Quote every line below exactly and skip any picture.

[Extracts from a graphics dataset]

** Begin **

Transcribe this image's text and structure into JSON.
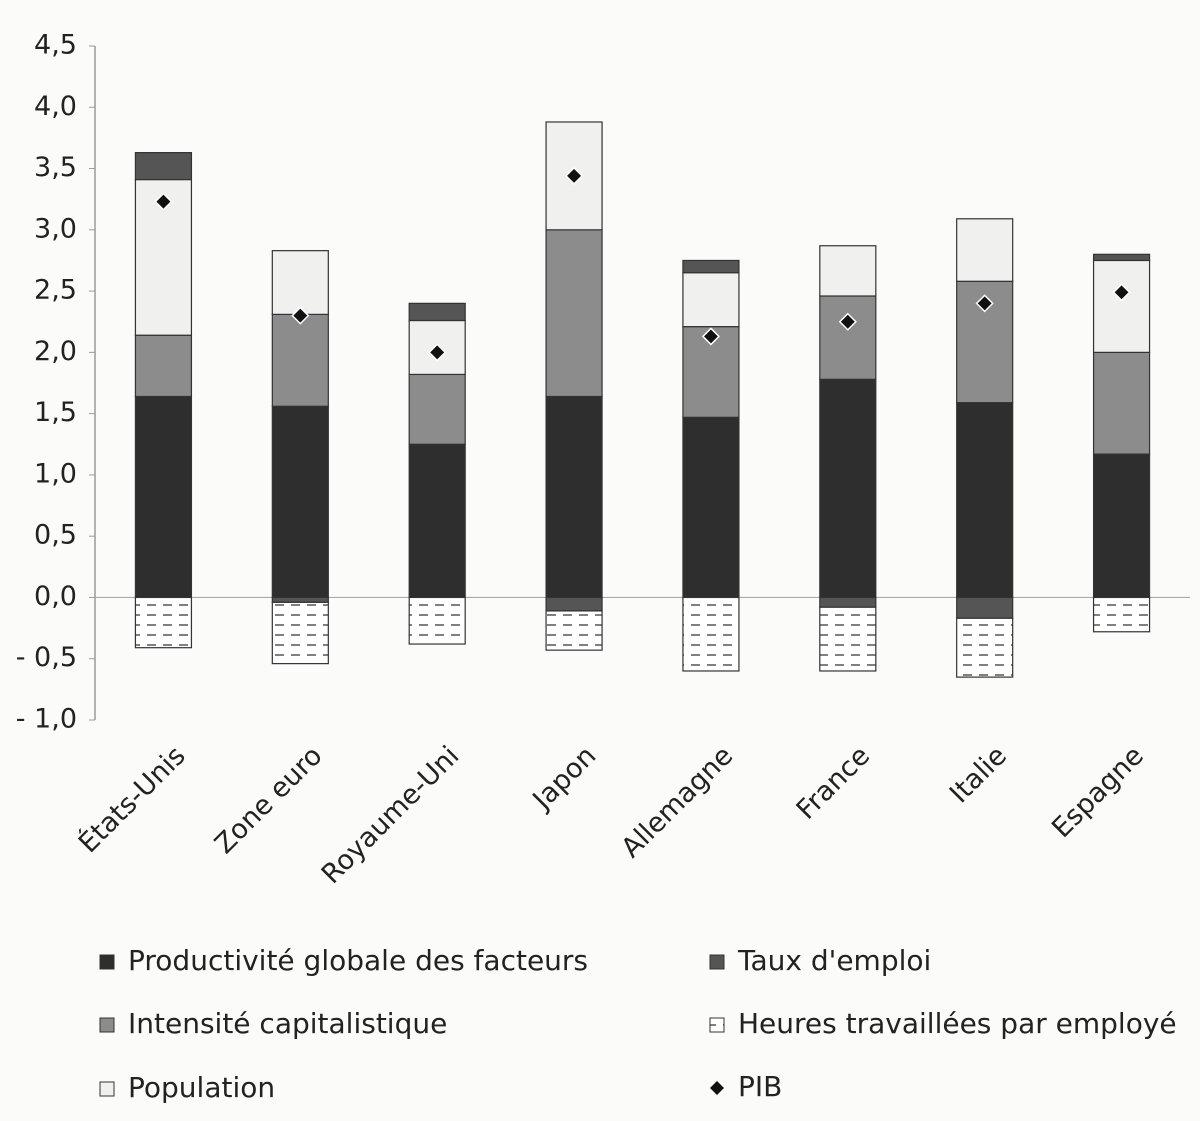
{
  "chart_data": {
    "type": "bar",
    "stacked": true,
    "categories": [
      "États-Unis",
      "Zone euro",
      "Royaume-Uni",
      "Japon",
      "Allemagne",
      "France",
      "Italie",
      "Espagne"
    ],
    "series": [
      {
        "name": "Productivité globale des facteurs",
        "color": "#2e2e2e",
        "values": [
          1.64,
          1.56,
          1.25,
          1.64,
          1.47,
          1.78,
          1.59,
          1.17
        ]
      },
      {
        "name": "Intensité capitalistique",
        "color": "#8c8c8c",
        "values": [
          0.5,
          0.75,
          0.57,
          1.36,
          0.74,
          0.68,
          0.99,
          0.83
        ]
      },
      {
        "name": "Population",
        "color": "#f0f0ee",
        "values": [
          1.27,
          0.52,
          0.44,
          0.88,
          0.44,
          0.41,
          0.51,
          0.75
        ]
      },
      {
        "name": "Taux d'emploi",
        "color": "#555555",
        "values": [
          0.22,
          -0.04,
          0.14,
          -0.11,
          0.1,
          -0.08,
          -0.17,
          0.05
        ]
      },
      {
        "name": "Heures travaillées par employé",
        "color": "#ffffff",
        "pattern": "dashes",
        "values": [
          -0.41,
          -0.5,
          -0.38,
          -0.32,
          -0.6,
          -0.52,
          -0.48,
          -0.28
        ]
      }
    ],
    "markers": {
      "name": "PIB",
      "color": "#111111",
      "values": [
        3.23,
        2.3,
        2.0,
        3.44,
        2.13,
        2.25,
        2.4,
        2.49
      ]
    },
    "ylim": [
      -1.0,
      4.5
    ],
    "yticks": [
      {
        "value": -1.0,
        "label": "- 1,0"
      },
      {
        "value": -0.5,
        "label": "- 0,5"
      },
      {
        "value": 0.0,
        "label": "0,0"
      },
      {
        "value": 0.5,
        "label": "0,5"
      },
      {
        "value": 1.0,
        "label": "1,0"
      },
      {
        "value": 1.5,
        "label": "1,5"
      },
      {
        "value": 2.0,
        "label": "2,0"
      },
      {
        "value": 2.5,
        "label": "2,5"
      },
      {
        "value": 3.0,
        "label": "3,0"
      },
      {
        "value": 3.5,
        "label": "3,5"
      },
      {
        "value": 4.0,
        "label": "4,0"
      },
      {
        "value": 4.5,
        "label": "4,5"
      }
    ],
    "grid": false
  }
}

** End **

[Result of the task]
Transcribe this image's text and structure into JSON.
{
  "chart_data": {
    "type": "bar",
    "stacked": true,
    "categories": [
      "États-Unis",
      "Zone euro",
      "Royaume-Uni",
      "Japon",
      "Allemagne",
      "France",
      "Italie",
      "Espagne"
    ],
    "series": [
      {
        "name": "Productivité globale des facteurs",
        "color": "#2e2e2e",
        "values": [
          1.64,
          1.56,
          1.25,
          1.64,
          1.47,
          1.78,
          1.59,
          1.17
        ]
      },
      {
        "name": "Intensité capitalistique",
        "color": "#8c8c8c",
        "values": [
          0.5,
          0.75,
          0.57,
          1.36,
          0.74,
          0.68,
          0.99,
          0.83
        ]
      },
      {
        "name": "Population",
        "color": "#f0f0ee",
        "values": [
          1.27,
          0.52,
          0.44,
          0.88,
          0.44,
          0.41,
          0.51,
          0.75
        ]
      },
      {
        "name": "Taux d'emploi",
        "color": "#555555",
        "values": [
          0.22,
          -0.04,
          0.14,
          -0.11,
          0.1,
          -0.08,
          -0.17,
          0.05
        ]
      },
      {
        "name": "Heures travaillées par employé",
        "color": "#ffffff",
        "pattern": "dashes",
        "values": [
          -0.41,
          -0.5,
          -0.38,
          -0.32,
          -0.6,
          -0.52,
          -0.48,
          -0.28
        ]
      }
    ],
    "markers": {
      "name": "PIB",
      "color": "#111111",
      "values": [
        3.23,
        2.3,
        2.0,
        3.44,
        2.13,
        2.25,
        2.4,
        2.49
      ]
    },
    "ylim": [
      -1.0,
      4.5
    ],
    "yticks": [
      {
        "value": -1.0,
        "label": "- 1,0"
      },
      {
        "value": -0.5,
        "label": "- 0,5"
      },
      {
        "value": 0.0,
        "label": "0,0"
      },
      {
        "value": 0.5,
        "label": "0,5"
      },
      {
        "value": 1.0,
        "label": "1,0"
      },
      {
        "value": 1.5,
        "label": "1,5"
      },
      {
        "value": 2.0,
        "label": "2,0"
      },
      {
        "value": 2.5,
        "label": "2,5"
      },
      {
        "value": 3.0,
        "label": "3,0"
      },
      {
        "value": 3.5,
        "label": "3,5"
      },
      {
        "value": 4.0,
        "label": "4,0"
      },
      {
        "value": 4.5,
        "label": "4,5"
      }
    ],
    "grid": false
  }
}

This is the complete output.